_GIVEN TASK_
Copy whichever lines contain the string "JSON".

_DATASET CONTENT_
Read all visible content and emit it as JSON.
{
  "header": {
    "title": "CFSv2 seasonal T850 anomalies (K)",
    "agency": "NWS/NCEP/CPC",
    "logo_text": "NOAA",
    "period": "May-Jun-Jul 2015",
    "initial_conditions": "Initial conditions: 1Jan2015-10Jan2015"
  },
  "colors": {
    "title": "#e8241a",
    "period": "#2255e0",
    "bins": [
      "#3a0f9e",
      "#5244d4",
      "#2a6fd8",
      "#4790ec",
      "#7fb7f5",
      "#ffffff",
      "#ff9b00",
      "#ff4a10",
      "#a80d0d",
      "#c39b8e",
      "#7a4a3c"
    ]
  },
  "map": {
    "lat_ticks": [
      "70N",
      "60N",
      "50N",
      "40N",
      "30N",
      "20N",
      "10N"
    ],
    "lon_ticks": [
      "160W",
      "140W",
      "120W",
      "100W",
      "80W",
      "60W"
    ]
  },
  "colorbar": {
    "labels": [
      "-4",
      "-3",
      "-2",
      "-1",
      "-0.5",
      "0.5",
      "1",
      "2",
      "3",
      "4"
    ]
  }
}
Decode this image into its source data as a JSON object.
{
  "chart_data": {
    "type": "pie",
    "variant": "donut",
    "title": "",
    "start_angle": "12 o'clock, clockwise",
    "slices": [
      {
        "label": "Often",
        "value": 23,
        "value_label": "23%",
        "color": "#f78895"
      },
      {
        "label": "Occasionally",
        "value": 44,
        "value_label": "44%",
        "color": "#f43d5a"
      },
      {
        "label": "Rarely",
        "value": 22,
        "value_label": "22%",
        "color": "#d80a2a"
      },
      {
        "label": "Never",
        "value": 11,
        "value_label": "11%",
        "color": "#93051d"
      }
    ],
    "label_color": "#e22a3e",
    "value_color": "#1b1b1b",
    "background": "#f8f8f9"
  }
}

_REPLY TO THE EXERCISE_
Read all visible content and emit it as JSON.
Decode this image into its source data as a JSON object.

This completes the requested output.